-- begin --

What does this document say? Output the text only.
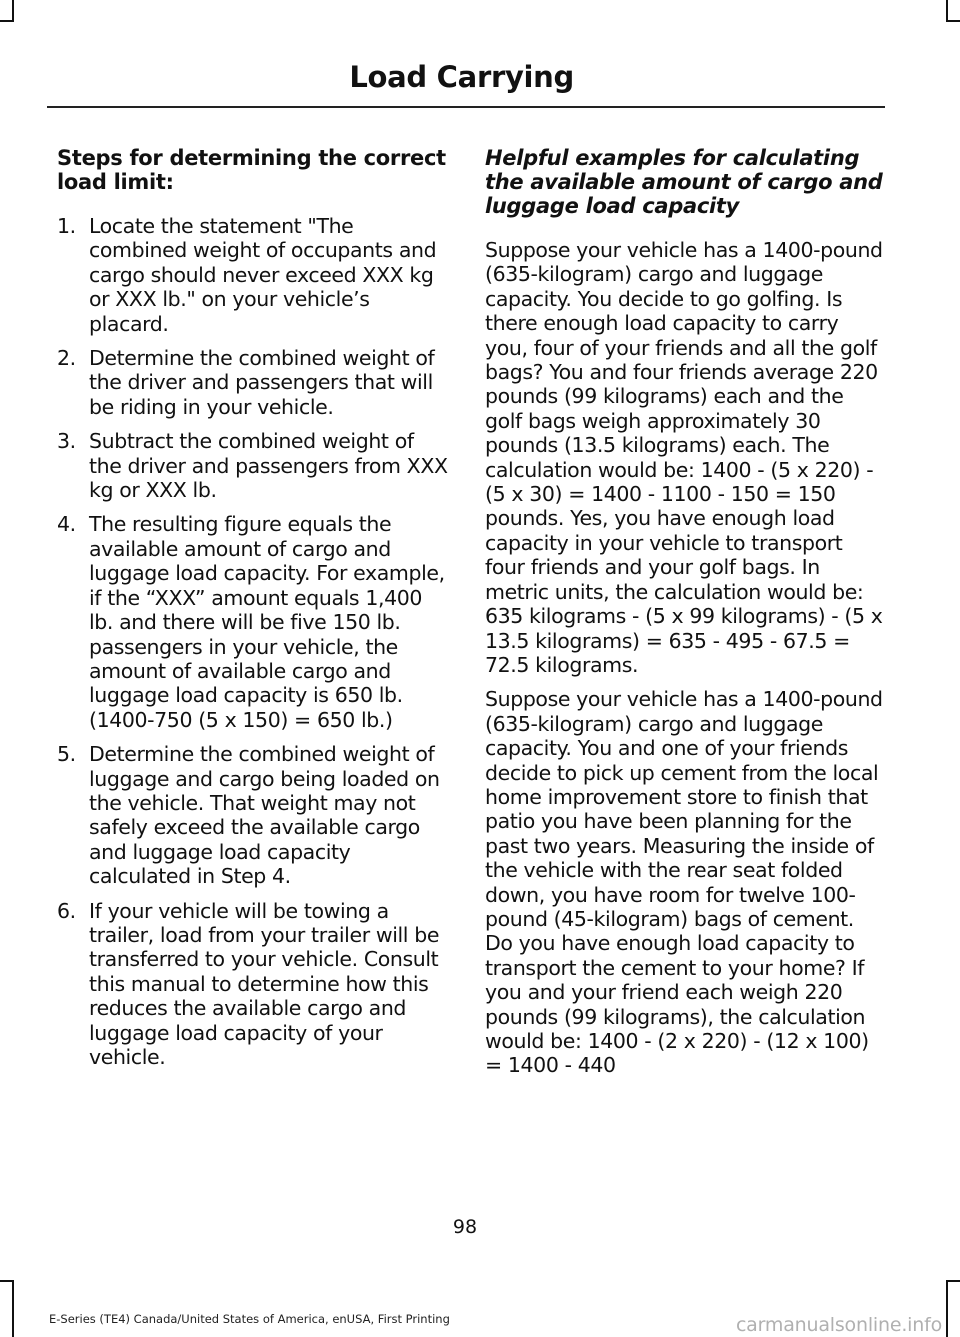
Load Carrying
Steps for determining the correct load limit:
1. Locate the statement "The combined weight of occupants and cargo should never exceed XXX kg or XXX lb." on your vehicle’s placard.
2. Determine the combined weight of the driver and passengers that will be riding in your vehicle.
3. Subtract the combined weight of the driver and passengers from XXX kg or XXX lb.
4. The resulting figure equals the available amount of cargo and luggage load capacity. For example, if the “XXX” amount equals 1,400 lb. and there will be five 150 lb. passengers in your vehicle, the amount of available cargo and luggage load capacity is 650 lb. (1400-750 (5 x 150) = 650 lb.)
5. Determine the combined weight of luggage and cargo being loaded on the vehicle. That weight may not safely exceed the available cargo and luggage load capacity calculated in Step 4.
6. If your vehicle will be towing a trailer, load from your trailer will be transferred to your vehicle. Consult this manual to determine how this reduces the available cargo and luggage load capacity of your vehicle.
Helpful examples for calculating the available amount of cargo and luggage load capacity

Suppose your vehicle has a 1400-pound (635-kilogram) cargo and luggage capacity. You decide to go golfing. Is there enough load capacity to carry you, four of your friends and all the golf bags? You and four friends average 220 pounds (99 kilograms) each and the golf bags weigh approximately 30 pounds (13.5 kilograms) each. The calculation would be: 1400 - (5 x 220) - (5 x 30) = 1400 - 1100 - 150 = 150 pounds. Yes, you have enough load capacity in your vehicle to transport four friends and your golf bags. In metric units, the calculation would be: 635 kilograms - (5 x 99 kilograms) - (5 x 13.5 kilograms) = 635 - 495 - 67.5 = 72.5 kilograms.

Suppose your vehicle has a 1400-pound (635-kilogram) cargo and luggage capacity. You and one of your friends decide to pick up cement from the local home improvement store to finish that patio you have been planning for the past two years. Measuring the inside of the vehicle with the rear seat folded down, you have room for twelve 100-pound (45-kilogram) bags of cement. Do you have enough load capacity to transport the cement to your home? If you and your friend each weigh 220 pounds (99 kilograms), the calculation would be: 1400 - (2 x 220) - (12 x 100) = 1400 - 440

98
E-Series (TE4) Canada/United States of America, enUSA, First Printing	carmanualsonline.info
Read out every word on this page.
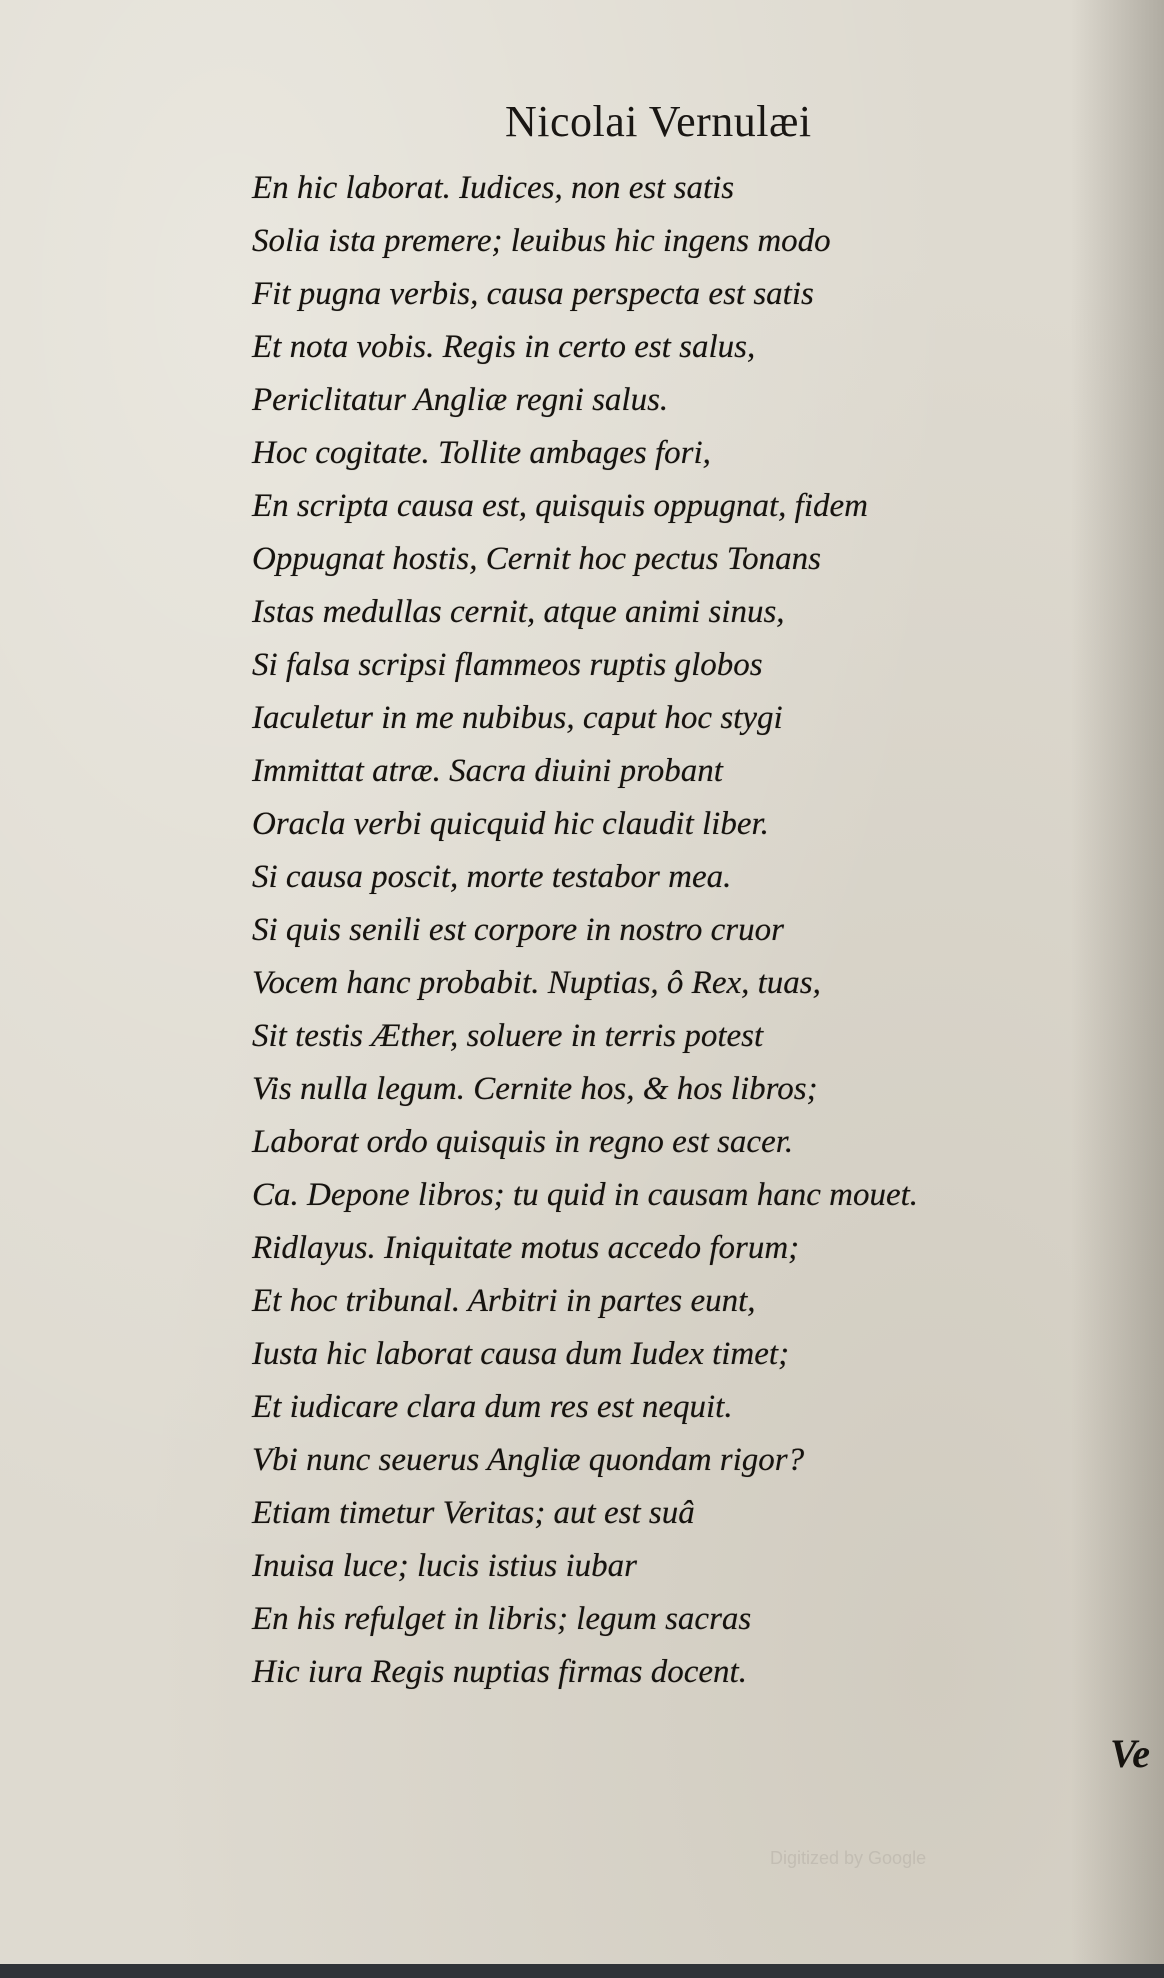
Nicolai Vernulæi
En hic laborat. Iudices, non est satis
Solia ista premere; leuibus hic ingens modo
Fit pugna verbis, causa perspecta est satis
Et nota vobis. Regis in certo est salus,
Periclitatur Angliæ regni salus.
Hoc cogitate. Tollite ambages fori,
En scripta causa est, quisquis oppugnat, fidem
Oppugnat hostis, Cernit hoc pectus Tonans
Istas medullas cernit, atque animi sinus,
Si falsa scripsi flammeos ruptis globos
Iaculetur in me nubibus, caput hoc stygi
Immittat atræ. Sacra diuini probant
Oracla verbi quicquid hic claudit liber.
Si causa poscit, morte testabor mea.
Si quis senili est corpore in nostro cruor
Vocem hanc probabit. Nuptias, ô Rex, tuas,
Sit testis Æther, soluere in terris potest
Vis nulla legum. Cernite hos, & hos libros;
Laborat ordo quisquis in regno est sacer.
Ca. Depone libros; tu quid in causam hanc mouet.
Ridlayus. Iniquitate motus accedo forum;
Et hoc tribunal. Arbitri in partes eunt,
Iusta hic laborat causa dum Iudex timet;
Et iudicare clara dum res est nequit.
Vbi nunc seuerus Angliæ quondam rigor?
Etiam timetur Veritas; aut est suâ
Inuisa luce; lucis istius iubar
En his refulget in libris; legum sacras
Hic iura Regis nuptias firmas docent.
Ve
Digitized by Google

-- end --

_CHALLENGE_:
In the entries above, find each line with the string "kilograms" and copy it.

_SOLUTION TO THIS TASK_:
Suppose your vehicle has a 1400-pound (635-kilogram) cargo and luggage capacity. You decide to go golfing. Is there enough load capacity to carry you, four of your friends and all the golf bags? You and four friends average 220 pounds (99 kilograms) each and the golf bags weigh approximately 30 pounds (13.5 kilograms) each. The calculation would be: 1400 - (5 x 220) - (5 x 30) = 1400 - 1100 - 150 = 150 pounds. Yes, you have enough load capacity in your vehicle to transport four friends and your golf bags. In metric units, the calculation would be: 635 kilograms - (5 x 99 kilograms) - (5 x 13.5 kilograms) = 635 - 495 - 67.5 = 72.5 kilograms.
Suppose your vehicle has a 1400-pound (635-kilogram) cargo and luggage capacity. You and one of your friends decide to pick up cement from the local home improvement store to finish that patio you have been planning for the past two years. Measuring the inside of the vehicle with the rear seat folded down, you have room for twelve 100-pound (45-kilogram) bags of cement. Do you have enough load capacity to transport the cement to your home? If you and your friend each weigh 220 pounds (99 kilograms), the calculation would be: 1400 - (2 x 220) - (12 x 100) = 1400 - 440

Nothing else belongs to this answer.